**Record set**

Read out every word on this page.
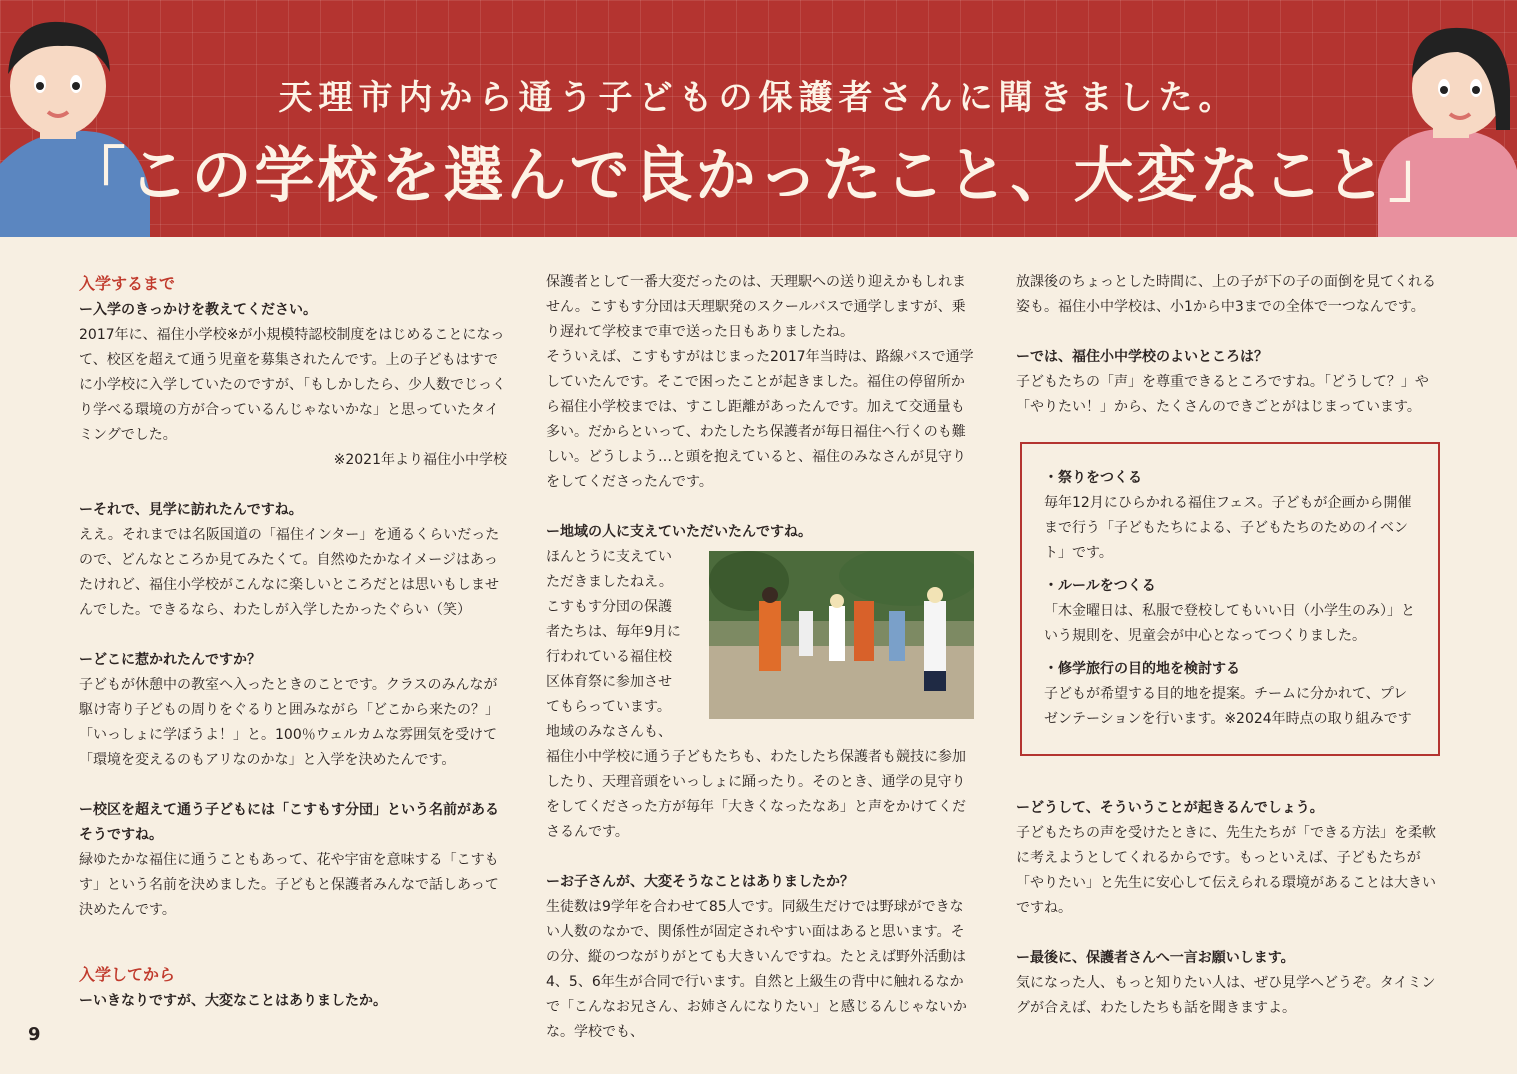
天理市内から通う子どもの保護者さんに聞きました。
「この学校を選んで良かったこと、大変なこと」

入学するまで

ー入学のきっかけを教えてください。

2017年に、福住小学校※が小規模特認校制度をはじめることになって、校区を超えて通う児童を募集されたんです。上の子どもはすでに小学校に入学していたのですが、「もしかしたら、少人数でじっくり学べる環境の方が合っているんじゃないかな」と思っていたタイミングでした。

※2021年より福住小中学校

ーそれで、見学に訪れたんですね。

ええ。それまでは名阪国道の「福住インター」を通るくらいだったので、どんなところか見てみたくて。自然ゆたかなイメージはあったけれど、福住小学校がこんなに楽しいところだとは思いもしませんでした。できるなら、わたしが入学したかったぐらい（笑）

ーどこに惹かれたんですか？

子どもが休憩中の教室へ入ったときのことです。クラスのみんなが駆け寄り子どもの周りをぐるりと囲みながら「どこから来たの？」「いっしょに学ぼうよ！」と。100％ウェルカムな雰囲気を受けて「環境を変えるのもアリなのかな」と入学を決めたんです。

ー校区を超えて通う子どもには「こすもす分団」という名前があるそうですね。

緑ゆたかな福住に通うこともあって、花や宇宙を意味する「こすもす」という名前を決めました。子どもと保護者みんなで話しあって決めたんです。

入学してから

ーいきなりですが、大変なことはありましたか。

保護者として一番大変だったのは、天理駅への送り迎えかもしれません。こすもす分団は天理駅発のスクールバスで通学しますが、乗り遅れて学校まで車で送った日もありましたね。

そういえば、こすもすがはじまった2017年当時は、路線バスで通学していたんです。そこで困ったことが起きました。福住の停留所から福住小学校までは、すこし距離があったんです。加えて交通量も多い。だからといって、わたしたち保護者が毎日福住へ行くのも難しい。どうしよう…と頭を抱えていると、福住のみなさんが見守りをしてくださったんです。

ー地域の人に支えていただいたんですね。

ほんとうに支えていただきましたねえ。こすもす分団の保護者たちは、毎年9月に行われている福住校区体育祭に参加させてもらっています。地域のみなさんも、福住小中学校に通う子どもたちも、わたしたち保護者も競技に参加したり、天理音頭をいっしょに踊ったり。そのとき、通学の見守りをしてくださった方が毎年「大きくなったなあ」と声をかけてくださるんです。

ーお子さんが、大変そうなことはありましたか？

生徒数は9学年を合わせて85人です。同級生だけでは野球ができない人数のなかで、関係性が固定されやすい面はあると思います。その分、縦のつながりがとても大きいんですね。たとえば野外活動は4、5、6年生が合同で行います。自然と上級生の背中に触れるなかで「こんなお兄さん、お姉さんになりたい」と感じるんじゃないかな。学校でも、

放課後のちょっとした時間に、上の子が下の子の面倒を見てくれる姿も。福住小中学校は、小1から中3までの全体で一つなんです。

ーでは、福住小中学校のよいところは？

子どもたちの「声」を尊重できるところですね。「どうして？」や「やりたい！」から、たくさんのできごとがはじまっています。

・祭りをつくる

毎年12月にひらかれる福住フェス。子どもが企画から開催まで行う「子どもたちによる、子どもたちのためのイベント」です。

・ルールをつくる

「木金曜日は、私服で登校してもいい日（小学生のみ）」という規則を、児童会が中心となってつくりました。

・修学旅行の目的地を検討する

子どもが希望する目的地を提案。チームに分かれて、プレゼンテーションを行います。※2024年時点の取り組みです

ーどうして、そういうことが起きるんでしょう。

子どもたちの声を受けたときに、先生たちが「できる方法」を柔軟に考えようとしてくれるからです。もっといえば、子どもたちが「やりたい」と先生に安心して伝えられる環境があることは大きいですね。

ー最後に、保護者さんへ一言お願いします。

気になった人、もっと知りたい人は、ぜひ見学へどうぞ。タイミングが合えば、わたしたちも話を聞きますよ。

9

**Brief**
Every line of the listing that holds "やりたい" should be found and copied.

**Task answer**
子どもたちの「声」を尊重できるところですね。「どうして？」や「やりたい！」から、たくさんのできごとがはじまっています。
子どもたちの声を受けたときに、先生たちが「できる方法」を柔軟に考えようとしてくれるからです。もっといえば、子どもたちが「やりたい」と先生に安心して伝えられる環境があることは大きいですね。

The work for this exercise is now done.